A line counts if it contains the word "COSTA" at least once. State how many such lines the records contain, giving the number alone.

───── RECORDS PROVIDED ─────

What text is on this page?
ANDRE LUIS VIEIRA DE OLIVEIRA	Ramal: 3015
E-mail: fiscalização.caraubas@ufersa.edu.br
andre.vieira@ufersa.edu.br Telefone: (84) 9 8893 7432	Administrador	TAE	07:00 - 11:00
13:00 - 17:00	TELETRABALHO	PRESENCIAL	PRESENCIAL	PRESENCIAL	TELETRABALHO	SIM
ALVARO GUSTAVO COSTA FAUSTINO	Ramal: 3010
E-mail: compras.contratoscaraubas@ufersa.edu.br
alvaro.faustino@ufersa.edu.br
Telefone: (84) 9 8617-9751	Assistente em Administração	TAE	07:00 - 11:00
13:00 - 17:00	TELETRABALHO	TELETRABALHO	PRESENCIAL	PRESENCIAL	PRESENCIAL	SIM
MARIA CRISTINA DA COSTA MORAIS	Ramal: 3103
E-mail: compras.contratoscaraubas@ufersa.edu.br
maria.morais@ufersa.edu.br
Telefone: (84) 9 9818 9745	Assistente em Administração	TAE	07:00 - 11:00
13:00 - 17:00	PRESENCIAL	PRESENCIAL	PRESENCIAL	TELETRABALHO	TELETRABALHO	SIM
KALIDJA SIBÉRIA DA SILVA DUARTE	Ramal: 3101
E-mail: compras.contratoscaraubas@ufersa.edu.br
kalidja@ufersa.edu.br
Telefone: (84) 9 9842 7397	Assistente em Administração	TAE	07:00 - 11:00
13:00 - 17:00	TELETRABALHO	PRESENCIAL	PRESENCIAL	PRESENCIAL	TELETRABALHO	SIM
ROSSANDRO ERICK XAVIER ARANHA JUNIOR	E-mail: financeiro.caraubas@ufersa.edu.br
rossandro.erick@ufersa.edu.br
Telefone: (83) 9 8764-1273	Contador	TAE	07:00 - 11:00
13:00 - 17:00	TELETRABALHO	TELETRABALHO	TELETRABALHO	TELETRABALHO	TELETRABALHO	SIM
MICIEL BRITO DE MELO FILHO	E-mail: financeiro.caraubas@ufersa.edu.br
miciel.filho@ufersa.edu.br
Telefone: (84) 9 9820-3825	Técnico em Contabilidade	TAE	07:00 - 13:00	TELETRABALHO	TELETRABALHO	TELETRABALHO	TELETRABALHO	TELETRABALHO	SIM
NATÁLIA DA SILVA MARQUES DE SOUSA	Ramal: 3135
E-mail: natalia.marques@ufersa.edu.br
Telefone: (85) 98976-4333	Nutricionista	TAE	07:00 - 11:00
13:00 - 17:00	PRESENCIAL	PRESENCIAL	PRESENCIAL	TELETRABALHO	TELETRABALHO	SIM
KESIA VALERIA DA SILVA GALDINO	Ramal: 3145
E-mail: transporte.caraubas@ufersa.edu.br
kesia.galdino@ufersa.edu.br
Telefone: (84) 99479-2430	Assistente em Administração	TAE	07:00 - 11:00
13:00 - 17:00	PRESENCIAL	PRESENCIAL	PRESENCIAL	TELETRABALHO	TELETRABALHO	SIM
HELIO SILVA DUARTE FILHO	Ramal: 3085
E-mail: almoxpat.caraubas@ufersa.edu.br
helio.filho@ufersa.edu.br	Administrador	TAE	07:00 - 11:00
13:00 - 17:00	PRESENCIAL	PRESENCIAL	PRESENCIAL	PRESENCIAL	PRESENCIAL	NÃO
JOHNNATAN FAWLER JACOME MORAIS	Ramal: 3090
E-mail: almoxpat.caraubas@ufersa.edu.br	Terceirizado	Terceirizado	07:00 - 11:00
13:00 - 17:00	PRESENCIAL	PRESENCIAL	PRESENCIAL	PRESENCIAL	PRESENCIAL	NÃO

─────

RESULT OF THIS TASK —
2